**Objective 1**. According to the Ronnie Lazaro biography, at which festival was the first part of Heremias shown?
**Objective 2**. Pick up the Ronnie Lazaro biography after its final sentence and keep writing it.
*** Source extract
Ronnie Zabala Lazaro (born November 14, 1957) is a Gawad Urian Award-winning Filipino film and television actor, producer, casting and art director.

Biography
He has received many nominations throughout his career as an actor, nine of which were for Best Supporting Actor, and two for Best Actor (Ebolusyon in 2005 and Boatman in 1984). His films received recognition not only in the Philippines but also in international film festivals such as Cannes, Berlin and Hong Kong. He is currently working on a saga, Heremias, with Filipino director Lav Diaz, the first part of which has been shown for exhibition in the 23rd Turin Film Festival.  He has also performed in several foreign projects filmed both in the Philippines and abroad.

Lazaro is also active in television and has appeared in various soap operas, such as Kamada, winner of the Dove Awards in 1997, and Anna Luna, where he was nominated for Best Supporting Actor in 1990.

Lazaro was born in Negros Occidental, Philippines. His roots are in theatre: He co-directed an improvisational play entitled Pugakhang in 1979, and has toured nationwide to stage several plays including Hiblang Abo, which he co-produced.
******
*** Extracted records
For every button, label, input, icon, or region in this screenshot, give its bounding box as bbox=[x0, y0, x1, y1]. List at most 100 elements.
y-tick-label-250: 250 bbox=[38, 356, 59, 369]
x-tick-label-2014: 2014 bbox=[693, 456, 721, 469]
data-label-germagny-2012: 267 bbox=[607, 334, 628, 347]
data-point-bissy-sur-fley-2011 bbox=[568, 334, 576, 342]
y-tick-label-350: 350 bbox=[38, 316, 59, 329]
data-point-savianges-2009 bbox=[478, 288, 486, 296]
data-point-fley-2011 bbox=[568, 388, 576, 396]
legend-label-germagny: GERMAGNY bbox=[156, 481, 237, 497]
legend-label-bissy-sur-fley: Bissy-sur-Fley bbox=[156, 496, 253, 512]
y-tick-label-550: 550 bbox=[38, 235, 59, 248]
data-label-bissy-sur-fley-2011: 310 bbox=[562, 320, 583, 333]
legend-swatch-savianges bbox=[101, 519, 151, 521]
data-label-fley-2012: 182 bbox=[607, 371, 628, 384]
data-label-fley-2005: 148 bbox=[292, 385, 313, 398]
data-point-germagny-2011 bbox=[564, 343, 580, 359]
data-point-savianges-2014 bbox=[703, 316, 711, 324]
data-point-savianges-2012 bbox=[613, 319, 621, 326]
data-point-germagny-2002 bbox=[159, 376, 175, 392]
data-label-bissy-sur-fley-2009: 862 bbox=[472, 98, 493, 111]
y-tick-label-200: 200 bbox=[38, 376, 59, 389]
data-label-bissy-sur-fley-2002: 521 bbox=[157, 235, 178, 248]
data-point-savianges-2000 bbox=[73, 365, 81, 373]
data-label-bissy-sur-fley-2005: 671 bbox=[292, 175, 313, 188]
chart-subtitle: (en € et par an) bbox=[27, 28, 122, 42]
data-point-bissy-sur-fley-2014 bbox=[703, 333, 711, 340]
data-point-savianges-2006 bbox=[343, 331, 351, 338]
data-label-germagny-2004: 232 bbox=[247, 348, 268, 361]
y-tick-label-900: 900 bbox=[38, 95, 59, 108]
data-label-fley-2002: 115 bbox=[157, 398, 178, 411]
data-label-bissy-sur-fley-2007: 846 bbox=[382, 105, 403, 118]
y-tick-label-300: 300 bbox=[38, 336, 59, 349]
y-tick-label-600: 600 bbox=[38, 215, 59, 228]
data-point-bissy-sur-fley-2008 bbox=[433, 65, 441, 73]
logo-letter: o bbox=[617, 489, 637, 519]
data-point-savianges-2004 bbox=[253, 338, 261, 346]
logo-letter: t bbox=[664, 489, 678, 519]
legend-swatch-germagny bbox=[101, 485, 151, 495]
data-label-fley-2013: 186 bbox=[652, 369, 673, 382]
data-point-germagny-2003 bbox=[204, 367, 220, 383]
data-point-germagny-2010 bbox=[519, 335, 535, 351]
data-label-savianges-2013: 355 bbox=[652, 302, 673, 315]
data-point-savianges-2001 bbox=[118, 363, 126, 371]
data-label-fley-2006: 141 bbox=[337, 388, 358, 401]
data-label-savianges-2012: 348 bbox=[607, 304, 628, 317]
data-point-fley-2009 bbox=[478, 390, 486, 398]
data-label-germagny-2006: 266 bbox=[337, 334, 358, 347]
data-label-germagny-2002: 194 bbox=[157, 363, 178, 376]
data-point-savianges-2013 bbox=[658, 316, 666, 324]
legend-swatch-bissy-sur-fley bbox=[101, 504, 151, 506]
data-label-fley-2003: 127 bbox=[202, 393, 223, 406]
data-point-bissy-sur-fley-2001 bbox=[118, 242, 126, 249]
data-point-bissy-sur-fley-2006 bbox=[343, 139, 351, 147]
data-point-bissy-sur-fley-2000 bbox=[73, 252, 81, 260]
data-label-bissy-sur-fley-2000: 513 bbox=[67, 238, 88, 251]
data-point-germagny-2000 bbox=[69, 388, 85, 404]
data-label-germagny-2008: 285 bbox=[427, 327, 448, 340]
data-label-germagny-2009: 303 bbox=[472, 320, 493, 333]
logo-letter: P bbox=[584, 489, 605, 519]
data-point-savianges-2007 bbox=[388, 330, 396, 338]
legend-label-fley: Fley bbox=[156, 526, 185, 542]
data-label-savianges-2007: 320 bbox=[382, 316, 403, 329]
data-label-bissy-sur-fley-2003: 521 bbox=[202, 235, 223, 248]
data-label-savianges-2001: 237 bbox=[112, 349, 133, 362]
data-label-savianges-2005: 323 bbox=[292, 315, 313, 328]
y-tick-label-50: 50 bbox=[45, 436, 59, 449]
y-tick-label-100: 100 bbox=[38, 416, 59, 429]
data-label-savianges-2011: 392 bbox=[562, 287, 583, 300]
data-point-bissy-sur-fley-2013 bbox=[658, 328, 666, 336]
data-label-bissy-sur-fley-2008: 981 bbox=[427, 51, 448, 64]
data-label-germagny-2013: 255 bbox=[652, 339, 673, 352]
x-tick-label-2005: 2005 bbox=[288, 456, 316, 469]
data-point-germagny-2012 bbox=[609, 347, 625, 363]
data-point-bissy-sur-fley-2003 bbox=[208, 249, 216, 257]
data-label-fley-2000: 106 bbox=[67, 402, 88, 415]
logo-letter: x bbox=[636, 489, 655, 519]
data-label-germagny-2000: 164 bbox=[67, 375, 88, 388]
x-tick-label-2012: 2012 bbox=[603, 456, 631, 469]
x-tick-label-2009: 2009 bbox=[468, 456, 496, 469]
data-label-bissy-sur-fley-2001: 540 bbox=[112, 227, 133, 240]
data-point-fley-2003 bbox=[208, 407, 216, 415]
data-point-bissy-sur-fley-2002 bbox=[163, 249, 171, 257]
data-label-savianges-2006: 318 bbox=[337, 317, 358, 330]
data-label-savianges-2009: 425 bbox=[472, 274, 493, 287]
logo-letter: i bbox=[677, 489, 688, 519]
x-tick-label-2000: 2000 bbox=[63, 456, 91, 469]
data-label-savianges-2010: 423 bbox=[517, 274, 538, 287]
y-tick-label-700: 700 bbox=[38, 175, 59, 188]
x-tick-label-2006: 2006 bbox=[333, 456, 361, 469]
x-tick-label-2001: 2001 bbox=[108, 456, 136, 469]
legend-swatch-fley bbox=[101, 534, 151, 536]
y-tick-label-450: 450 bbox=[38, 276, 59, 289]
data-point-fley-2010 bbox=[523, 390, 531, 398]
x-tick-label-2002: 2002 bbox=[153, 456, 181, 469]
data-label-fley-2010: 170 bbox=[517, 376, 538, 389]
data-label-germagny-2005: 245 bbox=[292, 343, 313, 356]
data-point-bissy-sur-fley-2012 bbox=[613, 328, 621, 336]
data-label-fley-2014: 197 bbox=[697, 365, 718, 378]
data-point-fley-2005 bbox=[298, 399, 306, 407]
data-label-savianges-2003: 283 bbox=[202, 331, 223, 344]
******
**Task output 1**. The 23rd Turin Film Festival.

**Task output 2**.
Aside from his work as a film, theatre and television actor, Lazaro has had his share of achievements behind the camera. His art direction in Manila by Night won the Best Production Design Award in 1981. A self-taught photographer, he also launched in January 2005 a photo exhibit in the Museo de la Cárcel Real in Cáceres, Spain entitled Manila en las palmas de la luz (Manila in the palms of light), which ran for two months. The same exhibit was again mounted in October 2006 in Museo Perez Commendador–Leroux, coinciding with the 20th anniversary of the said museum.

The Gawad Urian Awards named Lazaro Best Actor in 2009 for his portrayal of a troubled father in the movie Yanggaw (English title: Affliction). He clinched two nominations from this same award-giving body in 2012:  he was nominated as Best Actor for the film Boundary, and for Best Supporting Actor for Manila Kingpin: The Asiong Salonga Story.

Aside from his native Hiligaynon, Ronnie speaks Tagalog, English and a little Spanish.

Filmography

Theatre
Bakeretta (Ghost Operetta) by Chong Wishing, translated by Liza Magtoto, Cultural Center of the Philippines (CCP).
Mass by F. Sionil Jose. Directed by Cris Millado, adaptation by Rody Vera. CCP.
Oraciones by Rene Villanueva, Rody Vera, Nick Pichay and Liza Magtoto, directed by Jose Estrella. CCP.
Pinoy Agonistes by Nick Joaquin, directed by Nonon Padilla. CCP.
Hiblang Abo by Rene Villanueva, directed by Spanky Manikan and Pen Medina.
Piglas by Mikhail Bulgakov, translated by Onie de Leon. Directed by Nonon Padilla. CCP.
Ulo ni Pancho Villa by Dennis Marasigan, CCP.
Tatlong Parusa, Isang Sentensiya by Pedro Calderon de la Barca, translated by J.B. Capino. Directed by Nonon Padilla. CCP.
Neo Filipino (Dance Poetry), directed by Denissa Reyes and Agnes Locsin. CCP.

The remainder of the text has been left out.